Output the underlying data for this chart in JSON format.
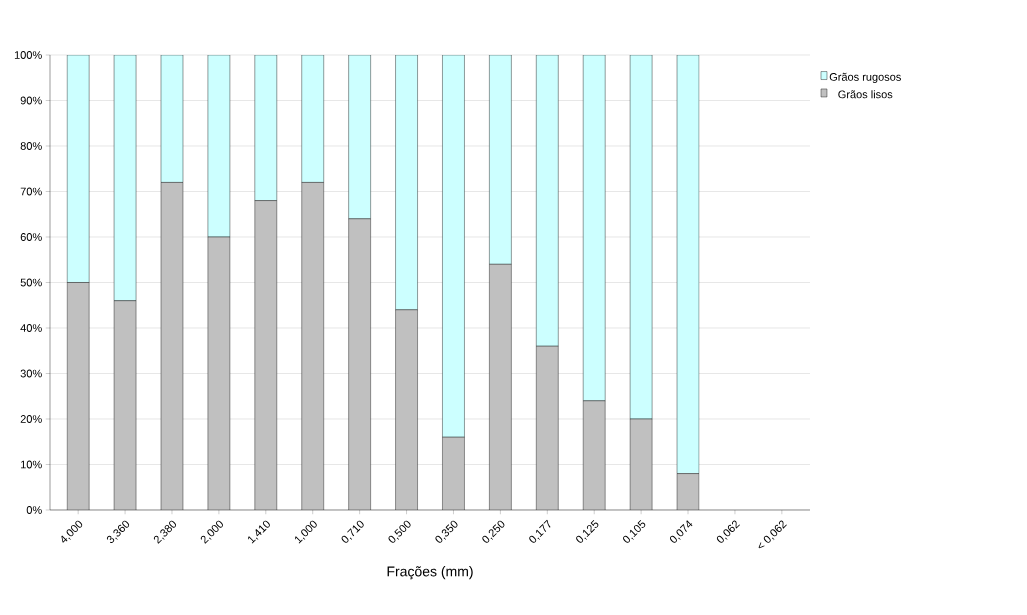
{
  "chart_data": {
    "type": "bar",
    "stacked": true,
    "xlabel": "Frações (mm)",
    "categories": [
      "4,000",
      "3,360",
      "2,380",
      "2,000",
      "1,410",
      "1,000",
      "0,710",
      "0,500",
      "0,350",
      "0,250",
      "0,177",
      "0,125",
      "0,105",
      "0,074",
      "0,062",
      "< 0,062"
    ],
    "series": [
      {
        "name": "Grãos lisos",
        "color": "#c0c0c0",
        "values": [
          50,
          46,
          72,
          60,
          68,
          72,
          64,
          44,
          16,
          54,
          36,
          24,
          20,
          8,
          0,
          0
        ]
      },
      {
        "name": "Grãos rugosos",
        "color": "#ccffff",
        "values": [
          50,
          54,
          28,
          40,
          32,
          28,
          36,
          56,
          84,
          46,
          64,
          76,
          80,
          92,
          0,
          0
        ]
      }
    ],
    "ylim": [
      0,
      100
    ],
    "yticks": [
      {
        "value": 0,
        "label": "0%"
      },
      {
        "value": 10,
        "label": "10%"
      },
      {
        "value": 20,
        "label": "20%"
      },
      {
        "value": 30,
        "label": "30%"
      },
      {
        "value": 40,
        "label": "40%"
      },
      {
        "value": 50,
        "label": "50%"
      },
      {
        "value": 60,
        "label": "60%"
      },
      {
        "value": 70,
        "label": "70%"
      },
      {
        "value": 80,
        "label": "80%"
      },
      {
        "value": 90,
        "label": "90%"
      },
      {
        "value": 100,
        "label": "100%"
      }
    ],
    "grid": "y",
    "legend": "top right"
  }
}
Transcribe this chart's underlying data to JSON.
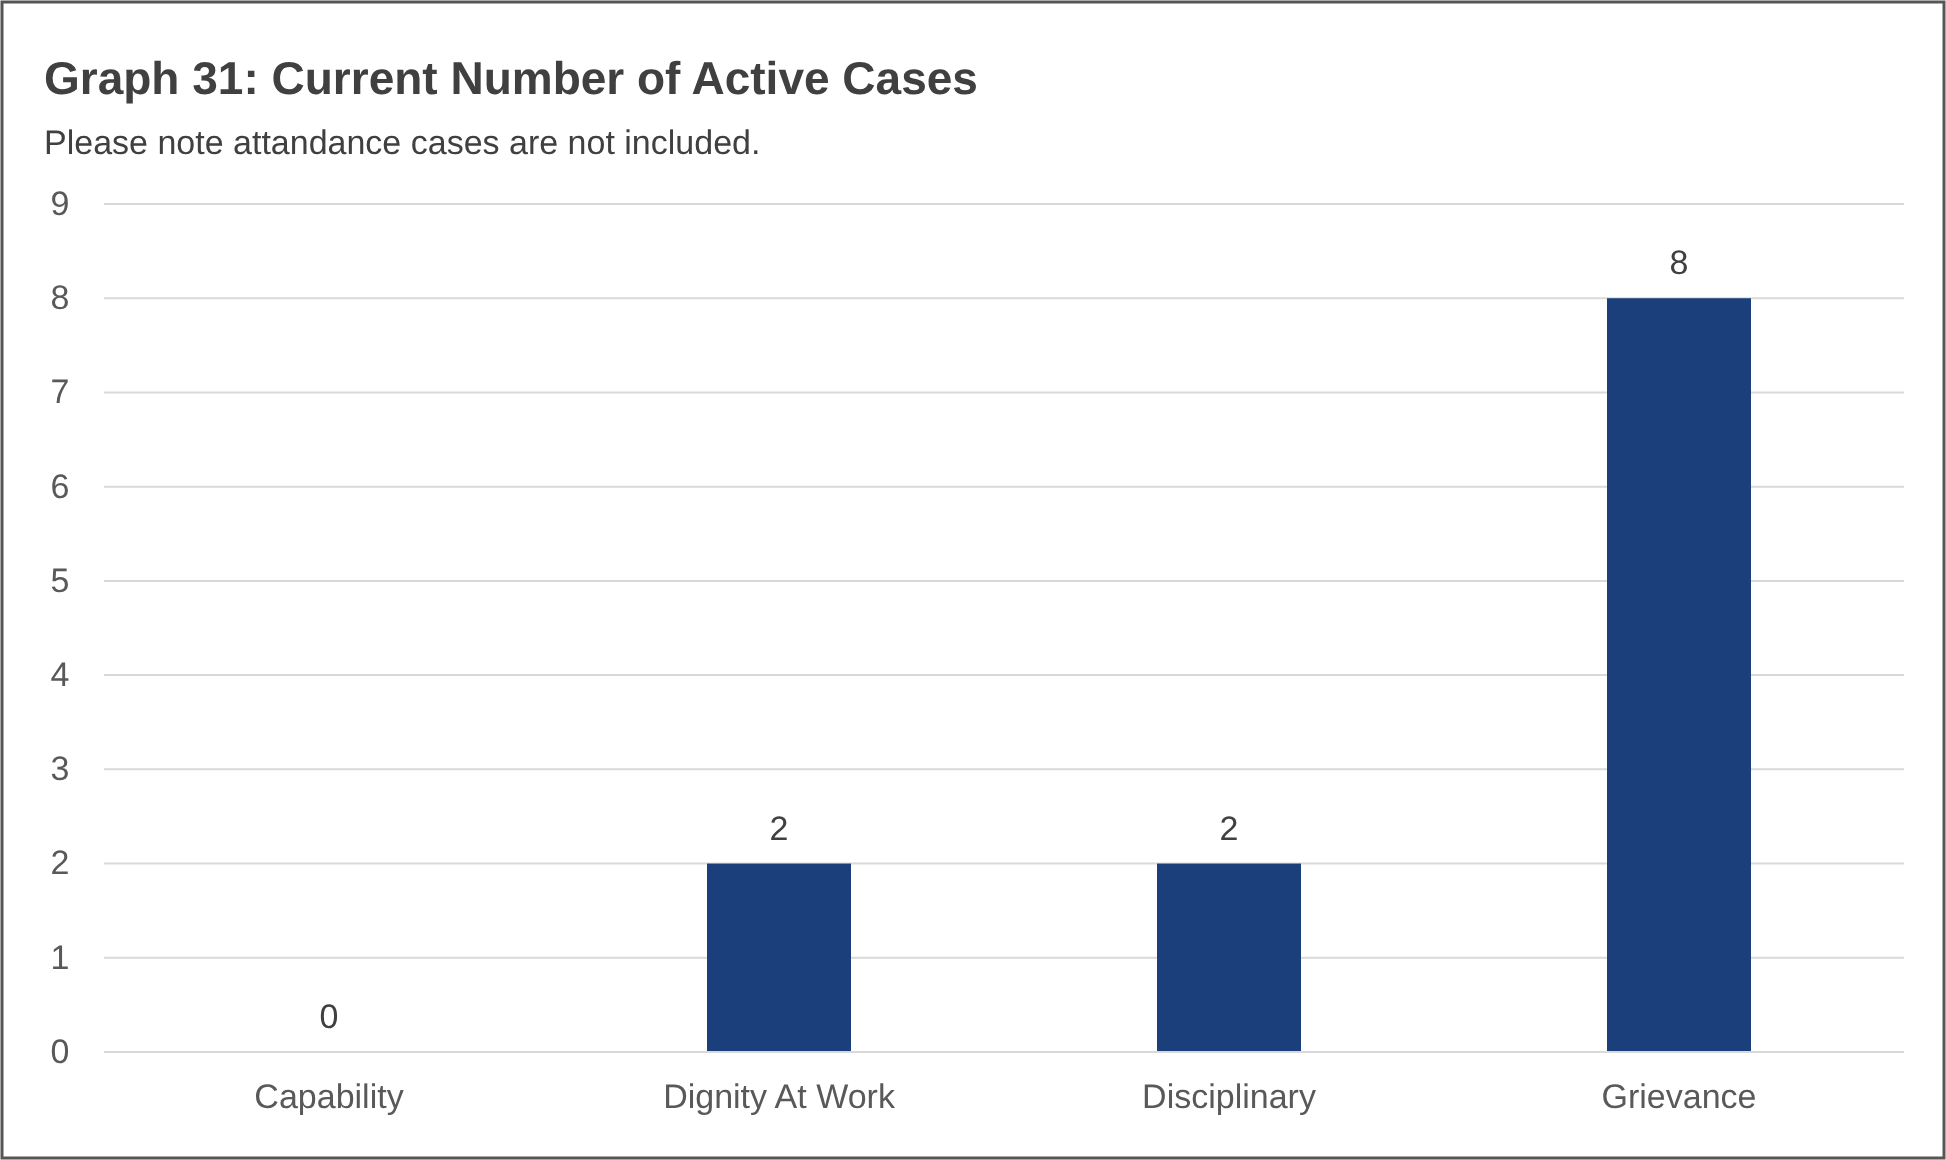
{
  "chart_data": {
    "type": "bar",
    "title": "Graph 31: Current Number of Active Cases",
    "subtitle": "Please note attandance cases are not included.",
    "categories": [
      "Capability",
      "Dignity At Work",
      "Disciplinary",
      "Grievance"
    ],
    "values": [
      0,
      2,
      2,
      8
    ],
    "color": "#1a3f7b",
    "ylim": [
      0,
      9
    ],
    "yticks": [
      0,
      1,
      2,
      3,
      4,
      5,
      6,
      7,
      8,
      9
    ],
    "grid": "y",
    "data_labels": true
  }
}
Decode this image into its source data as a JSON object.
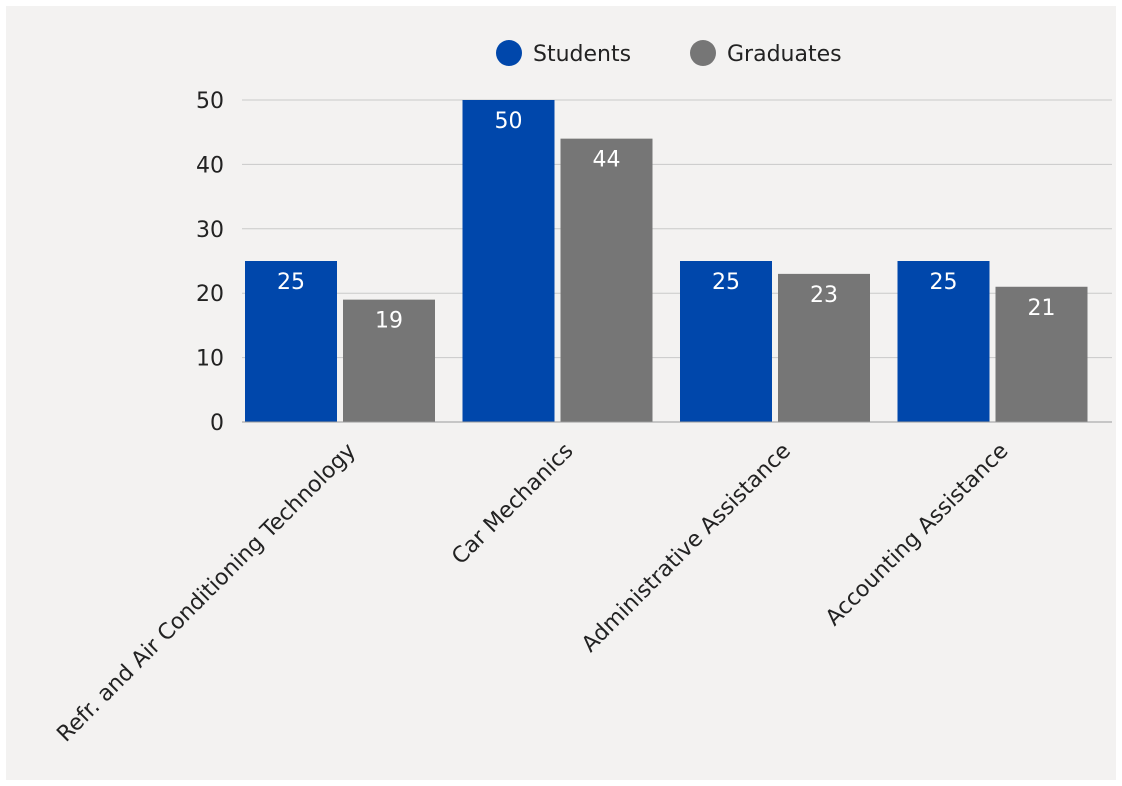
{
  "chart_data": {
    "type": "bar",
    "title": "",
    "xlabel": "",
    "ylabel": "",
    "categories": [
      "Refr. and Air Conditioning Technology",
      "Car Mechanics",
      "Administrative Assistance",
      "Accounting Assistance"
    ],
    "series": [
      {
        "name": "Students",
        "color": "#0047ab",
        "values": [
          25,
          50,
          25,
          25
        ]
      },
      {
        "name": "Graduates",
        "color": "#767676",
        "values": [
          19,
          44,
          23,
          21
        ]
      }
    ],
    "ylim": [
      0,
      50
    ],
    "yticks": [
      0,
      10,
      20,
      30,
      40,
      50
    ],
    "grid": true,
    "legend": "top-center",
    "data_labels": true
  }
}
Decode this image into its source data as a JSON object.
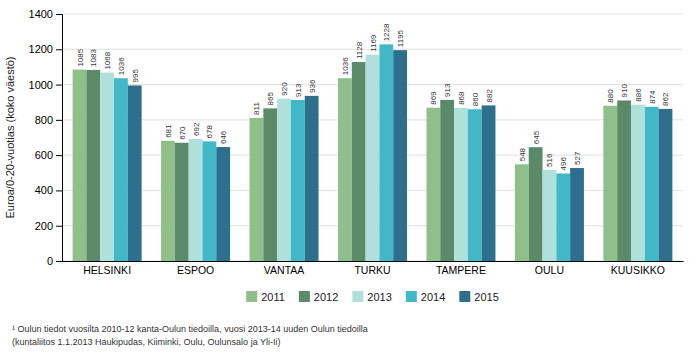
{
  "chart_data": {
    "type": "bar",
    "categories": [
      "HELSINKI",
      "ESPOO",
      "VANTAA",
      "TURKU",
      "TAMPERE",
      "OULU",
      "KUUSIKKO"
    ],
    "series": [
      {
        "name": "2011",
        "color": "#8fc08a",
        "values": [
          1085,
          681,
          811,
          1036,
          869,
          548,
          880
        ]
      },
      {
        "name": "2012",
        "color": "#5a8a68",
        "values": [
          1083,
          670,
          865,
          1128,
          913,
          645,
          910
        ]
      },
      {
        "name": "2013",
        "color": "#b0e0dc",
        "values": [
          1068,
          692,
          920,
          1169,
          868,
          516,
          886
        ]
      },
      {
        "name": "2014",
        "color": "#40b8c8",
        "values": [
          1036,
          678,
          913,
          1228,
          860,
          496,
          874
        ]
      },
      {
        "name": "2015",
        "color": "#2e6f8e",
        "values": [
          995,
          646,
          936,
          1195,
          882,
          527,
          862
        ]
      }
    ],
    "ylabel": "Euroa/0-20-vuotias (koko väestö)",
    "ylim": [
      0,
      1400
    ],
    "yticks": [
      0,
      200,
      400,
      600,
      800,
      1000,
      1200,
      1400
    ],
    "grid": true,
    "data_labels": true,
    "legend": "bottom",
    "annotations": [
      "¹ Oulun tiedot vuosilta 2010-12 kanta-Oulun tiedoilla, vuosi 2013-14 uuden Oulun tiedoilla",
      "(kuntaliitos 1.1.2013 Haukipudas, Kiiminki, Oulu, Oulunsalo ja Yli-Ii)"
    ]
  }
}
=-=-=-=-=
◆ What this task involves ◆
Leave the pictures out and reproduce all of the records exactly.

◆ Correct output ◆
Output the underlying data for this chart in JSON format.
{
  "chart_data": {
    "type": "bar",
    "stacked": true,
    "xlabel": "Frações (mm)",
    "categories": [
      "4,000",
      "3,360",
      "2,380",
      "2,000",
      "1,410",
      "1,000",
      "0,710",
      "0,500",
      "0,350",
      "0,250",
      "0,177",
      "0,125",
      "0,105",
      "0,074",
      "0,062",
      "< 0,062"
    ],
    "series": [
      {
        "name": "Grãos lisos",
        "color": "#c0c0c0",
        "values": [
          50,
          46,
          72,
          60,
          68,
          72,
          64,
          44,
          16,
          54,
          36,
          24,
          20,
          8,
          0,
          0
        ]
      },
      {
        "name": "Grãos rugosos",
        "color": "#ccffff",
        "values": [
          50,
          54,
          28,
          40,
          32,
          28,
          36,
          56,
          84,
          46,
          64,
          76,
          80,
          92,
          0,
          0
        ]
      }
    ],
    "ylim": [
      0,
      100
    ],
    "yticks": [
      {
        "value": 0,
        "label": "0%"
      },
      {
        "value": 10,
        "label": "10%"
      },
      {
        "value": 20,
        "label": "20%"
      },
      {
        "value": 30,
        "label": "30%"
      },
      {
        "value": 40,
        "label": "40%"
      },
      {
        "value": 50,
        "label": "50%"
      },
      {
        "value": 60,
        "label": "60%"
      },
      {
        "value": 70,
        "label": "70%"
      },
      {
        "value": 80,
        "label": "80%"
      },
      {
        "value": 90,
        "label": "90%"
      },
      {
        "value": 100,
        "label": "100%"
      }
    ],
    "grid": "y",
    "legend": "top right"
  }
}
Transcribe this chart's underlying data to JSON.
{
  "chart_data": {
    "type": "bar",
    "title": "Graph 31: Current Number of Active Cases",
    "subtitle": "Please note attandance cases are not included.",
    "categories": [
      "Capability",
      "Dignity At Work",
      "Disciplinary",
      "Grievance"
    ],
    "values": [
      0,
      2,
      2,
      8
    ],
    "color": "#1a3f7b",
    "ylim": [
      0,
      9
    ],
    "yticks": [
      0,
      1,
      2,
      3,
      4,
      5,
      6,
      7,
      8,
      9
    ],
    "grid": "y",
    "data_labels": true
  }
}
Decode this image into its source data as a JSON object.
{
  "chart_data": {
    "type": "bar",
    "title": "",
    "xlabel": "",
    "ylabel": "",
    "categories": [
      "Refr. and Air Conditioning Technology",
      "Car Mechanics",
      "Administrative Assistance",
      "Accounting Assistance"
    ],
    "series": [
      {
        "name": "Students",
        "color": "#0047ab",
        "values": [
          25,
          50,
          25,
          25
        ]
      },
      {
        "name": "Graduates",
        "color": "#767676",
        "values": [
          19,
          44,
          23,
          21
        ]
      }
    ],
    "ylim": [
      0,
      50
    ],
    "yticks": [
      0,
      10,
      20,
      30,
      40,
      50
    ],
    "grid": true,
    "legend": "top-center",
    "data_labels": true
  }
}
Decode this image into its source data as a JSON object.
{
  "chart_data": {
    "type": "bar",
    "categories": [
      "HELSINKI",
      "ESPOO",
      "VANTAA",
      "TURKU",
      "TAMPERE",
      "OULU",
      "KUUSIKKO"
    ],
    "series": [
      {
        "name": "2011",
        "color": "#8fc08a",
        "values": [
          1085,
          681,
          811,
          1036,
          869,
          548,
          880
        ]
      },
      {
        "name": "2012",
        "color": "#5a8a68",
        "values": [
          1083,
          670,
          865,
          1128,
          913,
          645,
          910
        ]
      },
      {
        "name": "2013",
        "color": "#b0e0dc",
        "values": [
          1068,
          692,
          920,
          1169,
          868,
          516,
          886
        ]
      },
      {
        "name": "2014",
        "color": "#40b8c8",
        "values": [
          1036,
          678,
          913,
          1228,
          860,
          496,
          874
        ]
      },
      {
        "name": "2015",
        "color": "#2e6f8e",
        "values": [
          995,
          646,
          936,
          1195,
          882,
          527,
          862
        ]
      }
    ],
    "ylabel": "Euroa/0-20-vuotias (koko väestö)",
    "ylim": [
      0,
      1400
    ],
    "yticks": [
      0,
      200,
      400,
      600,
      800,
      1000,
      1200,
      1400
    ],
    "grid": true,
    "data_labels": true,
    "legend": "bottom",
    "annotations": [
      "¹ Oulun tiedot vuosilta 2010-12 kanta-Oulun tiedoilla, vuosi 2013-14 uuden Oulun tiedoilla",
      "(kuntaliitos 1.1.2013 Haukipudas, Kiiminki, Oulu, Oulunsalo ja Yli-Ii)"
    ]
  }
}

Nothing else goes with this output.